■ SHORT EXERCISE:
All of the records below should be output exactly.

### RECORDS TO PROCESS ###

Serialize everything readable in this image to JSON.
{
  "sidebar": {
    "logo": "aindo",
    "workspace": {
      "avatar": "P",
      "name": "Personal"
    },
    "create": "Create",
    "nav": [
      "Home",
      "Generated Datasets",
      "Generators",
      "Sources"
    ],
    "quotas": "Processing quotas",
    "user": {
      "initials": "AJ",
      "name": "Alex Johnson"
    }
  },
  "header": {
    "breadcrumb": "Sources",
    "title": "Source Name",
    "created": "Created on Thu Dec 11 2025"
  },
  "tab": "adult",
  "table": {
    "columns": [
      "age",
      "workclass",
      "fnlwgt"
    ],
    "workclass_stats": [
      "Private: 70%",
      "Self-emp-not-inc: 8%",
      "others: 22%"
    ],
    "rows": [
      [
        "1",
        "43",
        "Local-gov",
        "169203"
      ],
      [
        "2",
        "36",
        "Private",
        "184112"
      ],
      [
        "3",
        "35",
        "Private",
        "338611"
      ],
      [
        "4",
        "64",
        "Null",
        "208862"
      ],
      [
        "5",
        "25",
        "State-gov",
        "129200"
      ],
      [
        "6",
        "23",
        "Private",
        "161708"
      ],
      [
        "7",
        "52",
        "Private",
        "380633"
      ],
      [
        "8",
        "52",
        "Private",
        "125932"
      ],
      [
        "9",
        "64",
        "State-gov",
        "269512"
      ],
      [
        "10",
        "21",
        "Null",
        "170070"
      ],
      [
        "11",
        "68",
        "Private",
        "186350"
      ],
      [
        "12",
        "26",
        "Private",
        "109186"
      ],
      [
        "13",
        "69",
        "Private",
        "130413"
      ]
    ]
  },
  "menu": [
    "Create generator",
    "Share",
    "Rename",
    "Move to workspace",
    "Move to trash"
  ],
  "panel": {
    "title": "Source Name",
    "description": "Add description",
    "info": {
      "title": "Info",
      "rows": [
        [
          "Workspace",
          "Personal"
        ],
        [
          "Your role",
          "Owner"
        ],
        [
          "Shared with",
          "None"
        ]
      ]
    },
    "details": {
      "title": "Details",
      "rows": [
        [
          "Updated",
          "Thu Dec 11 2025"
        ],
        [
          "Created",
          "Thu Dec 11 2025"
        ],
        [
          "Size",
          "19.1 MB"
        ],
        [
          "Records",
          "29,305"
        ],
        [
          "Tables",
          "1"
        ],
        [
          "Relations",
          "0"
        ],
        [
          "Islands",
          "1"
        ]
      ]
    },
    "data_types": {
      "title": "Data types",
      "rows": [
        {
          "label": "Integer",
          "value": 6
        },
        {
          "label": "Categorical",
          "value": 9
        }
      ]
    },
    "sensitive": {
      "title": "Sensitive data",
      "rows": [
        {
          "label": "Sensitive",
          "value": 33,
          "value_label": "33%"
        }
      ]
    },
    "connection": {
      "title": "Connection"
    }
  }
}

###

■ PROBLEM SOLUTION:
Serialize everything readable in this image to JSON.
{
  "sidebar": {
    "logo": "aindo",
    "workspace": {
      "avatar": "P",
      "name": "Personal"
    },
    "create": "Create",
    "nav": [
      "Home",
      "Generated Datasets",
      "Generators",
      "Sources"
    ],
    "quotas": "Processing quotas",
    "user": {
      "initials": "AJ",
      "name": "Alex Johnson"
    }
  },
  "header": {
    "breadcrumb": "Sources",
    "title": "Source Name",
    "created": "Created on Thu Dec 11 2025"
  },
  "tab": "adult",
  "table": {
    "columns": [
      "age",
      "workclass",
      "fnlwgt"
    ],
    "workclass_stats": [
      "Private: 70%",
      "Self-emp-not-inc: 8%",
      "others: 22%"
    ],
    "rows": [
      [
        "1",
        "43",
        "Local-gov",
        "169203"
      ],
      [
        "2",
        "36",
        "Private",
        "184112"
      ],
      [
        "3",
        "35",
        "Private",
        "338611"
      ],
      [
        "4",
        "64",
        "Null",
        "208862"
      ],
      [
        "5",
        "25",
        "State-gov",
        "129200"
      ],
      [
        "6",
        "23",
        "Private",
        "161708"
      ],
      [
        "7",
        "52",
        "Private",
        "380633"
      ],
      [
        "8",
        "52",
        "Private",
        "125932"
      ],
      [
        "9",
        "64",
        "State-gov",
        "269512"
      ],
      [
        "10",
        "21",
        "Null",
        "170070"
      ],
      [
        "11",
        "68",
        "Private",
        "186350"
      ],
      [
        "12",
        "26",
        "Private",
        "109186"
      ],
      [
        "13",
        "69",
        "Private",
        "130413"
      ]
    ]
  },
  "menu": [
    "Create generator",
    "Share",
    "Rename",
    "Move to workspace",
    "Move to trash"
  ],
  "panel": {
    "title": "Source Name",
    "description": "Add description",
    "info": {
      "title": "Info",
      "rows": [
        [
          "Workspace",
          "Personal"
        ],
        [
          "Your role",
          "Owner"
        ],
        [
          "Shared with",
          "None"
        ]
      ]
    },
    "details": {
      "title": "Details",
      "rows": [
        [
          "Updated",
          "Thu Dec 11 2025"
        ],
        [
          "Created",
          "Thu Dec 11 2025"
        ],
        [
          "Size",
          "19.1 MB"
        ],
        [
          "Records",
          "29,305"
        ],
        [
          "Tables",
          "1"
        ],
        [
          "Relations",
          "0"
        ],
        [
          "Islands",
          "1"
        ]
      ]
    },
    "data_types": {
      "title": "Data types",
      "rows": [
        {
          "label": "Integer",
          "value": 6
        },
        {
          "label": "Categorical",
          "value": 9
        }
      ]
    },
    "sensitive": {
      "title": "Sensitive data",
      "rows": [
        {
          "label": "Sensitive",
          "value": 33,
          "value_label": "33%"
        }
      ]
    },
    "connection": {
      "title": "Connection"
    }
  }
}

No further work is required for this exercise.